Copy out all the data, word for word.
=-=-=
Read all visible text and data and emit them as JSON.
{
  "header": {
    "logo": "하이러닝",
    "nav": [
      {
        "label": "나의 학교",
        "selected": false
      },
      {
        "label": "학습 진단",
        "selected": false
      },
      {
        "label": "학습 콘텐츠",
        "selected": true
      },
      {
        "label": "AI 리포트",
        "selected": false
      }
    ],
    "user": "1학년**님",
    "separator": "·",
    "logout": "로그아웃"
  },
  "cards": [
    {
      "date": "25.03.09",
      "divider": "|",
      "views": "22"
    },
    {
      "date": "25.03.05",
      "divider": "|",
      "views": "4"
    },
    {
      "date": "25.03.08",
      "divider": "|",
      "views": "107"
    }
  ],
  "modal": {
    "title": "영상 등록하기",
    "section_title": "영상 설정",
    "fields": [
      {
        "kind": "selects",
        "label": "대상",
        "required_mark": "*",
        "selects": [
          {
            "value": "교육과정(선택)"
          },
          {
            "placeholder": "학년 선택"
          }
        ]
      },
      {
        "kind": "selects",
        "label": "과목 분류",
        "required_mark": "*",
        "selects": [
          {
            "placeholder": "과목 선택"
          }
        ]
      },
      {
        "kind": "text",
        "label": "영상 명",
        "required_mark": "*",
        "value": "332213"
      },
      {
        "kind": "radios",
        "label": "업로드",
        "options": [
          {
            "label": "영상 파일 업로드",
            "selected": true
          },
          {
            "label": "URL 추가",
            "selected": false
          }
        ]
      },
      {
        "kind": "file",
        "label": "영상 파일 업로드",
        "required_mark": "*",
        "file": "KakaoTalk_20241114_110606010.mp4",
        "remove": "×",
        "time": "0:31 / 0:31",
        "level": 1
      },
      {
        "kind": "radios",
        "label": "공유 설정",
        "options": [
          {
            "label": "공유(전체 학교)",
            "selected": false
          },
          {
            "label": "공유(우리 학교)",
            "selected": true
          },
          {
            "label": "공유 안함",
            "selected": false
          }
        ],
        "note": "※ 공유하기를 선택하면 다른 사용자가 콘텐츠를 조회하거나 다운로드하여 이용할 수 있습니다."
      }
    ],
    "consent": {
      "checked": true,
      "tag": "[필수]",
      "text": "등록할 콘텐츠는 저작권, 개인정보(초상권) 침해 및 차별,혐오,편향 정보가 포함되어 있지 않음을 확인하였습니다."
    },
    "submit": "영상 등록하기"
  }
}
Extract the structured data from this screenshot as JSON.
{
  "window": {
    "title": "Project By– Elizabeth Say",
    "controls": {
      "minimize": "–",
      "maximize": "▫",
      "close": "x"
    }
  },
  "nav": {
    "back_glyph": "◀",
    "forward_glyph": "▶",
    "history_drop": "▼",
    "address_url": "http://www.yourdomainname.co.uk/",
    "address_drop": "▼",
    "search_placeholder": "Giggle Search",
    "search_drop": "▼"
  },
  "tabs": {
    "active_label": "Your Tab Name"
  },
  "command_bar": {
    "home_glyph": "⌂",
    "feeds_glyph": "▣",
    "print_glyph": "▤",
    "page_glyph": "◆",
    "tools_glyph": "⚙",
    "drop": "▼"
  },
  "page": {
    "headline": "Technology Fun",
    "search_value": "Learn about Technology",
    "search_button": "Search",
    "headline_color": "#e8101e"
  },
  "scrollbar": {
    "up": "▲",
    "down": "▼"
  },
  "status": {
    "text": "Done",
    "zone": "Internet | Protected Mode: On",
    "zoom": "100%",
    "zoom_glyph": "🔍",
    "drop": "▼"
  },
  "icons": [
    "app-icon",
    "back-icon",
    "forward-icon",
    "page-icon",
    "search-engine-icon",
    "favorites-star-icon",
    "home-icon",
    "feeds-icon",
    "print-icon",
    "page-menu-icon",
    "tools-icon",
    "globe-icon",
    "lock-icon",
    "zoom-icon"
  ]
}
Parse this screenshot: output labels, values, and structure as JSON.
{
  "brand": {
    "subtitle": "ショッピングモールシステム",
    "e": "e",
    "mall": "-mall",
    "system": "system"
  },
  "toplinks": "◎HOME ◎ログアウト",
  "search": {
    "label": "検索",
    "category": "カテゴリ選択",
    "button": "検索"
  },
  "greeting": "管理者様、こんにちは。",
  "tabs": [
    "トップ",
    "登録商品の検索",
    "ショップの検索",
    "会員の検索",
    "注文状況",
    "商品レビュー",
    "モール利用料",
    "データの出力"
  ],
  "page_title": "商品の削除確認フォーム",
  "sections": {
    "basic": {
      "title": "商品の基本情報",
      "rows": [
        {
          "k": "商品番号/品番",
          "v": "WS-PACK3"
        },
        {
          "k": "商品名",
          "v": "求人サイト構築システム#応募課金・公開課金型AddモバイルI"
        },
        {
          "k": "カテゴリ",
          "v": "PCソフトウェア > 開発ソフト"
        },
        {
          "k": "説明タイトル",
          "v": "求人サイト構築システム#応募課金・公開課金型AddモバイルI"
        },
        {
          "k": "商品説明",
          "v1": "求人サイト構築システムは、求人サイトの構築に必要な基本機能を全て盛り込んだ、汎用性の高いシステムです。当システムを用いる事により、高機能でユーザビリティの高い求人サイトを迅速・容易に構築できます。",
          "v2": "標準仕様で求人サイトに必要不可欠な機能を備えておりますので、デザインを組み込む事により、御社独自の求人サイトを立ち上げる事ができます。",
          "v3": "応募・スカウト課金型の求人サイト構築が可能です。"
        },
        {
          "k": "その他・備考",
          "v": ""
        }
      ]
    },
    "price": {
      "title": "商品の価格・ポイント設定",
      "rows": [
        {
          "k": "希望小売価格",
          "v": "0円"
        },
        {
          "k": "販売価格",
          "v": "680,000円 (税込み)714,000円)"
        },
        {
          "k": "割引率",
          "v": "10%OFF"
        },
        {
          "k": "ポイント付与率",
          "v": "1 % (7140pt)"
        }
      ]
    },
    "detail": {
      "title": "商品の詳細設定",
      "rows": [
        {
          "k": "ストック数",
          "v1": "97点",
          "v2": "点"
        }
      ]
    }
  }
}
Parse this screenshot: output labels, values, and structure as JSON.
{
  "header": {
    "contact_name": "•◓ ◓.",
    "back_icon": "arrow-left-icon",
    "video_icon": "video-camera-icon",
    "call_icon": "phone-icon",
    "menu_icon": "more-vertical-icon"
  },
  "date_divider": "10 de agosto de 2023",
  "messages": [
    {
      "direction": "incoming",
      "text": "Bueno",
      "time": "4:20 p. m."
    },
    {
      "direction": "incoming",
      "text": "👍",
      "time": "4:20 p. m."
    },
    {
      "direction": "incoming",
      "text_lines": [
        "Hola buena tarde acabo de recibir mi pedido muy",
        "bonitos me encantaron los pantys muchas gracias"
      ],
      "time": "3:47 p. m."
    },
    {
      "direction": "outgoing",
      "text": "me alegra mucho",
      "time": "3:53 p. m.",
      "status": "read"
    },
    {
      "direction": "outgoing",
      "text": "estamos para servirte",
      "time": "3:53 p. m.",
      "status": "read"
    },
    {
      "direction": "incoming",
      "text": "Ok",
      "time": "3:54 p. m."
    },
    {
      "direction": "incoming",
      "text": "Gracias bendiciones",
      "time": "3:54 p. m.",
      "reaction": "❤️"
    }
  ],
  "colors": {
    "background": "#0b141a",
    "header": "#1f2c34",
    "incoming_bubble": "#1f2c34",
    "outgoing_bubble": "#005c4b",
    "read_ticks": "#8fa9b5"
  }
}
=-=-=
▶ **Output below**:
Read all visible text and data and emit them as JSON.
{
  "header": {
    "logo": "하이러닝",
    "nav": [
      {
        "label": "나의 학교",
        "selected": false
      },
      {
        "label": "학습 진단",
        "selected": false
      },
      {
        "label": "학습 콘텐츠",
        "selected": true
      },
      {
        "label": "AI 리포트",
        "selected": false
      }
    ],
    "user": "1학년**님",
    "separator": "·",
    "logout": "로그아웃"
  },
  "cards": [
    {
      "date": "25.03.09",
      "divider": "|",
      "views": "22"
    },
    {
      "date": "25.03.05",
      "divider": "|",
      "views": "4"
    },
    {
      "date": "25.03.08",
      "divider": "|",
      "views": "107"
    }
  ],
  "modal": {
    "title": "영상 등록하기",
    "section_title": "영상 설정",
    "fields": [
      {
        "kind": "selects",
        "label": "대상",
        "required_mark": "*",
        "selects": [
          {
            "value": "교육과정(선택)"
          },
          {
            "placeholder": "학년 선택"
          }
        ]
      },
      {
        "kind": "selects",
        "label": "과목 분류",
        "required_mark": "*",
        "selects": [
          {
            "placeholder": "과목 선택"
          }
        ]
      },
      {
        "kind": "text",
        "label": "영상 명",
        "required_mark": "*",
        "value": "332213"
      },
      {
        "kind": "radios",
        "label": "업로드",
        "options": [
          {
            "label": "영상 파일 업로드",
            "selected": true
          },
          {
            "label": "URL 추가",
            "selected": false
          }
        ]
      },
      {
        "kind": "file",
        "label": "영상 파일 업로드",
        "required_mark": "*",
        "file": "KakaoTalk_20241114_110606010.mp4",
        "remove": "×",
        "time": "0:31 / 0:31",
        "level": 1
      },
      {
        "kind": "radios",
        "label": "공유 설정",
        "options": [
          {
            "label": "공유(전체 학교)",
            "selected": false
          },
          {
            "label": "공유(우리 학교)",
            "selected": true
          },
          {
            "label": "공유 안함",
            "selected": false
          }
        ],
        "note": "※ 공유하기를 선택하면 다른 사용자가 콘텐츠를 조회하거나 다운로드하여 이용할 수 있습니다."
      }
    ],
    "consent": {
      "checked": true,
      "tag": "[필수]",
      "text": "등록할 콘텐츠는 저작권, 개인정보(초상권) 침해 및 차별,혐오,편향 정보가 포함되어 있지 않음을 확인하였습니다."
    },
    "submit": "영상 등록하기"
  }
}
Extract the structured data from this screenshot as JSON.
{
  "window": {
    "title": "Project By– Elizabeth Say",
    "controls": {
      "minimize": "–",
      "maximize": "▫",
      "close": "x"
    }
  },
  "nav": {
    "back_glyph": "◀",
    "forward_glyph": "▶",
    "history_drop": "▼",
    "address_url": "http://www.yourdomainname.co.uk/",
    "address_drop": "▼",
    "search_placeholder": "Giggle Search",
    "search_drop": "▼"
  },
  "tabs": {
    "active_label": "Your Tab Name"
  },
  "command_bar": {
    "home_glyph": "⌂",
    "feeds_glyph": "▣",
    "print_glyph": "▤",
    "page_glyph": "◆",
    "tools_glyph": "⚙",
    "drop": "▼"
  },
  "page": {
    "headline": "Technology Fun",
    "search_value": "Learn about Technology",
    "search_button": "Search",
    "headline_color": "#e8101e"
  },
  "scrollbar": {
    "up": "▲",
    "down": "▼"
  },
  "status": {
    "text": "Done",
    "zone": "Internet | Protected Mode: On",
    "zoom": "100%",
    "zoom_glyph": "🔍",
    "drop": "▼"
  },
  "icons": [
    "app-icon",
    "back-icon",
    "forward-icon",
    "page-icon",
    "search-engine-icon",
    "favorites-star-icon",
    "home-icon",
    "feeds-icon",
    "print-icon",
    "page-menu-icon",
    "tools-icon",
    "globe-icon",
    "lock-icon",
    "zoom-icon"
  ]
}
Parse this screenshot: output labels, values, and structure as JSON.
{
  "brand": {
    "subtitle": "ショッピングモールシステム",
    "e": "e",
    "mall": "-mall",
    "system": "system"
  },
  "toplinks": "◎HOME ◎ログアウト",
  "search": {
    "label": "検索",
    "category": "カテゴリ選択",
    "button": "検索"
  },
  "greeting": "管理者様、こんにちは。",
  "tabs": [
    "トップ",
    "登録商品の検索",
    "ショップの検索",
    "会員の検索",
    "注文状況",
    "商品レビュー",
    "モール利用料",
    "データの出力"
  ],
  "page_title": "商品の削除確認フォーム",
  "sections": {
    "basic": {
      "title": "商品の基本情報",
      "rows": [
        {
          "k": "商品番号/品番",
          "v": "WS-PACK3"
        },
        {
          "k": "商品名",
          "v": "求人サイト構築システム#応募課金・公開課金型AddモバイルI"
        },
        {
          "k": "カテゴリ",
          "v": "PCソフトウェア > 開発ソフト"
        },
        {
          "k": "説明タイトル",
          "v": "求人サイト構築システム#応募課金・公開課金型AddモバイルI"
        },
        {
          "k": "商品説明",
          "v1": "求人サイト構築システムは、求人サイトの構築に必要な基本機能を全て盛り込んだ、汎用性の高いシステムです。当システムを用いる事により、高機能でユーザビリティの高い求人サイトを迅速・容易に構築できます。",
          "v2": "標準仕様で求人サイトに必要不可欠な機能を備えておりますので、デザインを組み込む事により、御社独自の求人サイトを立ち上げる事ができます。",
          "v3": "応募・スカウト課金型の求人サイト構築が可能です。"
        },
        {
          "k": "その他・備考",
          "v": ""
        }
      ]
    },
    "price": {
      "title": "商品の価格・ポイント設定",
      "rows": [
        {
          "k": "希望小売価格",
          "v": "0円"
        },
        {
          "k": "販売価格",
          "v": "680,000円 (税込み)714,000円)"
        },
        {
          "k": "割引率",
          "v": "10%OFF"
        },
        {
          "k": "ポイント付与率",
          "v": "1 % (7140pt)"
        }
      ]
    },
    "detail": {
      "title": "商品の詳細設定",
      "rows": [
        {
          "k": "ストック数",
          "v1": "97点",
          "v2": "点"
        }
      ]
    }
  }
}
Parse this screenshot: output labels, values, and structure as JSON.
{
  "header": {
    "contact_name": "•◓ ◓.",
    "back_icon": "arrow-left-icon",
    "video_icon": "video-camera-icon",
    "call_icon": "phone-icon",
    "menu_icon": "more-vertical-icon"
  },
  "date_divider": "10 de agosto de 2023",
  "messages": [
    {
      "direction": "incoming",
      "text": "Bueno",
      "time": "4:20 p. m."
    },
    {
      "direction": "incoming",
      "text": "👍",
      "time": "4:20 p. m."
    },
    {
      "direction": "incoming",
      "text_lines": [
        "Hola buena tarde acabo de recibir mi pedido muy",
        "bonitos me encantaron los pantys muchas gracias"
      ],
      "time": "3:47 p. m."
    },
    {
      "direction": "outgoing",
      "text": "me alegra mucho",
      "time": "3:53 p. m.",
      "status": "read"
    },
    {
      "direction": "outgoing",
      "text": "estamos para servirte",
      "time": "3:53 p. m.",
      "status": "read"
    },
    {
      "direction": "incoming",
      "text": "Ok",
      "time": "3:54 p. m."
    },
    {
      "direction": "incoming",
      "text": "Gracias bendiciones",
      "time": "3:54 p. m.",
      "reaction": "❤️"
    }
  ],
  "colors": {
    "background": "#0b141a",
    "header": "#1f2c34",
    "incoming_bubble": "#1f2c34",
    "outgoing_bubble": "#005c4b",
    "read_ticks": "#8fa9b5"
  }
}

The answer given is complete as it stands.